Repeat the entries that follow verbatim, without any of their pictures.

Collected data entries:
╔══

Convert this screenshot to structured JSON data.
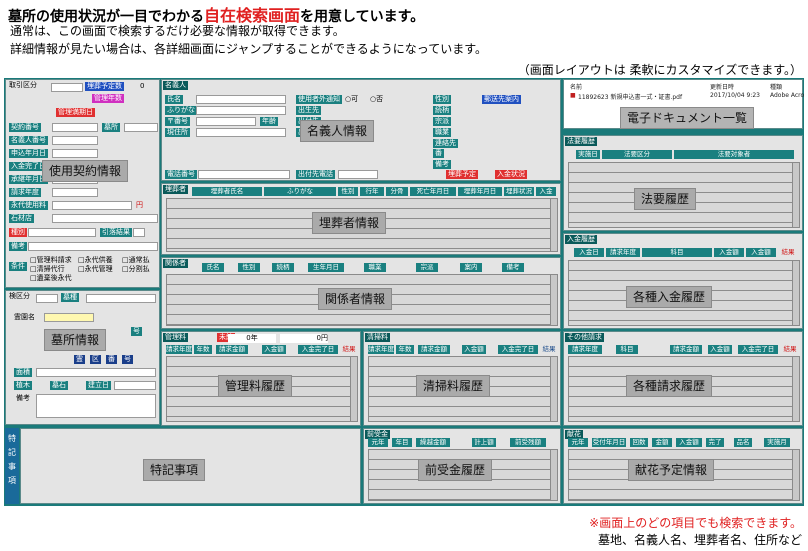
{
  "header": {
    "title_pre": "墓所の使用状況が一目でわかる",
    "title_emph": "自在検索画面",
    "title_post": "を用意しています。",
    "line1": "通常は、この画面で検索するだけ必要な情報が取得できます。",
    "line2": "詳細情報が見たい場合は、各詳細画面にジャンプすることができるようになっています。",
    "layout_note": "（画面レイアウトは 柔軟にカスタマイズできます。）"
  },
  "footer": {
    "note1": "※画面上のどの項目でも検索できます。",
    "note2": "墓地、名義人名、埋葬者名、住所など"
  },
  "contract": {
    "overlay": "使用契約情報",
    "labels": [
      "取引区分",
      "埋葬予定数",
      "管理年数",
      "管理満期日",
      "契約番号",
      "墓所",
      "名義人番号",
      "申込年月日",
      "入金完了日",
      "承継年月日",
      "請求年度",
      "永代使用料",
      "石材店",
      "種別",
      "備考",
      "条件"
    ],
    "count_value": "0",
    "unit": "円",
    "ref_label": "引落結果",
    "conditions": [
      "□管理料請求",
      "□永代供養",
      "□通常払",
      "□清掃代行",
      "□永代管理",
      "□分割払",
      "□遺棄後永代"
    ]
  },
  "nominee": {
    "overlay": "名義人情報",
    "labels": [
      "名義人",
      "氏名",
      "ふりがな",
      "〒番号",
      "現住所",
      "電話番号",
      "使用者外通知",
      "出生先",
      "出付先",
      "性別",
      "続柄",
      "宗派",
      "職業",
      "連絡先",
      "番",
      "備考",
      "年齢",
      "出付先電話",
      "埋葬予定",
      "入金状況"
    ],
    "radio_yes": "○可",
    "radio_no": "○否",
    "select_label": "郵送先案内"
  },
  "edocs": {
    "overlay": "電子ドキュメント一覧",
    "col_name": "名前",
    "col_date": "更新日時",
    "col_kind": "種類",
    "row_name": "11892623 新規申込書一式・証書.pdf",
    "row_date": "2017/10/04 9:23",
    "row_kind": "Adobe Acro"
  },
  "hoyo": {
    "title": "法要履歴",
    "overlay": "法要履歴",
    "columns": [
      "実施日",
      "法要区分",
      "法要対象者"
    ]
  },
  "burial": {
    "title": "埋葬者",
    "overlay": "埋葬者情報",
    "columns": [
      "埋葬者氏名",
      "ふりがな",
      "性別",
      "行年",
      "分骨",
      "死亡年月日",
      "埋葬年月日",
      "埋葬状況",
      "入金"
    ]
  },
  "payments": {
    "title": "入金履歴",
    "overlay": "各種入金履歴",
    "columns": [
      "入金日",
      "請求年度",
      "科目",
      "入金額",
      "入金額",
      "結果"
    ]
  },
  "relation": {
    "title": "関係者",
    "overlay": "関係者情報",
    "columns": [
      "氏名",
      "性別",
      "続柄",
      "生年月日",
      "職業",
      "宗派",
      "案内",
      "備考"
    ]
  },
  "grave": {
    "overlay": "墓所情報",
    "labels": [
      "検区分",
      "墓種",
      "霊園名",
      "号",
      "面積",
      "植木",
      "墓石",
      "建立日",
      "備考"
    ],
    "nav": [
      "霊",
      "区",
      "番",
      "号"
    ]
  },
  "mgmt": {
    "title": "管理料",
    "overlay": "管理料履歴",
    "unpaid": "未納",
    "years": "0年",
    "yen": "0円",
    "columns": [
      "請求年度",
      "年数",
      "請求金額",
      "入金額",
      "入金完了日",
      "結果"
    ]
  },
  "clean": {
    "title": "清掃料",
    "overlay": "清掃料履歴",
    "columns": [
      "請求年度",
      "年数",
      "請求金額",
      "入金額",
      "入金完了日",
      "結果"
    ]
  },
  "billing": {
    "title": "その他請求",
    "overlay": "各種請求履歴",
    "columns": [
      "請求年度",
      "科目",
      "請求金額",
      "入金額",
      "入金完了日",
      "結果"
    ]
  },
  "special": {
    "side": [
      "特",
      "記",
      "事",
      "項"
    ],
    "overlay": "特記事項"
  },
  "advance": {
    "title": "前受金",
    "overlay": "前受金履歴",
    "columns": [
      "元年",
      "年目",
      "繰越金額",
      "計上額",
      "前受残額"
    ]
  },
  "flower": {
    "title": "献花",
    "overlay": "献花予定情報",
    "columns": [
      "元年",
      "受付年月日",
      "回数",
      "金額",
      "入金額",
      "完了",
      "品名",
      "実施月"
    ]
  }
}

╚══

**Written answer:**
Convert this screenshot to structured JSON data.
{
  "header": {
    "title_pre": "墓所の使用状況が一目でわかる",
    "title_emph": "自在検索画面",
    "title_post": "を用意しています。",
    "line1": "通常は、この画面で検索するだけ必要な情報が取得できます。",
    "line2": "詳細情報が見たい場合は、各詳細画面にジャンプすることができるようになっています。",
    "layout_note": "（画面レイアウトは 柔軟にカスタマイズできます。）"
  },
  "footer": {
    "note1": "※画面上のどの項目でも検索できます。",
    "note2": "墓地、名義人名、埋葬者名、住所など"
  },
  "contract": {
    "overlay": "使用契約情報",
    "labels": [
      "取引区分",
      "埋葬予定数",
      "管理年数",
      "管理満期日",
      "契約番号",
      "墓所",
      "名義人番号",
      "申込年月日",
      "入金完了日",
      "承継年月日",
      "請求年度",
      "永代使用料",
      "石材店",
      "種別",
      "備考",
      "条件"
    ],
    "count_value": "0",
    "unit": "円",
    "ref_label": "引落結果",
    "conditions": [
      "□管理料請求",
      "□永代供養",
      "□通常払",
      "□清掃代行",
      "□永代管理",
      "□分割払",
      "□遺棄後永代"
    ]
  },
  "nominee": {
    "overlay": "名義人情報",
    "labels": [
      "名義人",
      "氏名",
      "ふりがな",
      "〒番号",
      "現住所",
      "電話番号",
      "使用者外通知",
      "出生先",
      "出付先",
      "性別",
      "続柄",
      "宗派",
      "職業",
      "連絡先",
      "番",
      "備考",
      "年齢",
      "出付先電話",
      "埋葬予定",
      "入金状況"
    ],
    "radio_yes": "○可",
    "radio_no": "○否",
    "select_label": "郵送先案内"
  },
  "edocs": {
    "overlay": "電子ドキュメント一覧",
    "col_name": "名前",
    "col_date": "更新日時",
    "col_kind": "種類",
    "row_name": "11892623 新規申込書一式・証書.pdf",
    "row_date": "2017/10/04 9:23",
    "row_kind": "Adobe Acro"
  },
  "hoyo": {
    "title": "法要履歴",
    "overlay": "法要履歴",
    "columns": [
      "実施日",
      "法要区分",
      "法要対象者"
    ]
  },
  "burial": {
    "title": "埋葬者",
    "overlay": "埋葬者情報",
    "columns": [
      "埋葬者氏名",
      "ふりがな",
      "性別",
      "行年",
      "分骨",
      "死亡年月日",
      "埋葬年月日",
      "埋葬状況",
      "入金"
    ]
  },
  "payments": {
    "title": "入金履歴",
    "overlay": "各種入金履歴",
    "columns": [
      "入金日",
      "請求年度",
      "科目",
      "入金額",
      "入金額",
      "結果"
    ]
  },
  "relation": {
    "title": "関係者",
    "overlay": "関係者情報",
    "columns": [
      "氏名",
      "性別",
      "続柄",
      "生年月日",
      "職業",
      "宗派",
      "案内",
      "備考"
    ]
  },
  "grave": {
    "overlay": "墓所情報",
    "labels": [
      "検区分",
      "墓種",
      "霊園名",
      "号",
      "面積",
      "植木",
      "墓石",
      "建立日",
      "備考"
    ],
    "nav": [
      "霊",
      "区",
      "番",
      "号"
    ]
  },
  "mgmt": {
    "title": "管理料",
    "overlay": "管理料履歴",
    "unpaid": "未納",
    "years": "0年",
    "yen": "0円",
    "columns": [
      "請求年度",
      "年数",
      "請求金額",
      "入金額",
      "入金完了日",
      "結果"
    ]
  },
  "clean": {
    "title": "清掃料",
    "overlay": "清掃料履歴",
    "columns": [
      "請求年度",
      "年数",
      "請求金額",
      "入金額",
      "入金完了日",
      "結果"
    ]
  },
  "billing": {
    "title": "その他請求",
    "overlay": "各種請求履歴",
    "columns": [
      "請求年度",
      "科目",
      "請求金額",
      "入金額",
      "入金完了日",
      "結果"
    ]
  },
  "special": {
    "side": [
      "特",
      "記",
      "事",
      "項"
    ],
    "overlay": "特記事項"
  },
  "advance": {
    "title": "前受金",
    "overlay": "前受金履歴",
    "columns": [
      "元年",
      "年目",
      "繰越金額",
      "計上額",
      "前受残額"
    ]
  },
  "flower": {
    "title": "献花",
    "overlay": "献花予定情報",
    "columns": [
      "元年",
      "受付年月日",
      "回数",
      "金額",
      "入金額",
      "完了",
      "品名",
      "実施月"
    ]
  }
}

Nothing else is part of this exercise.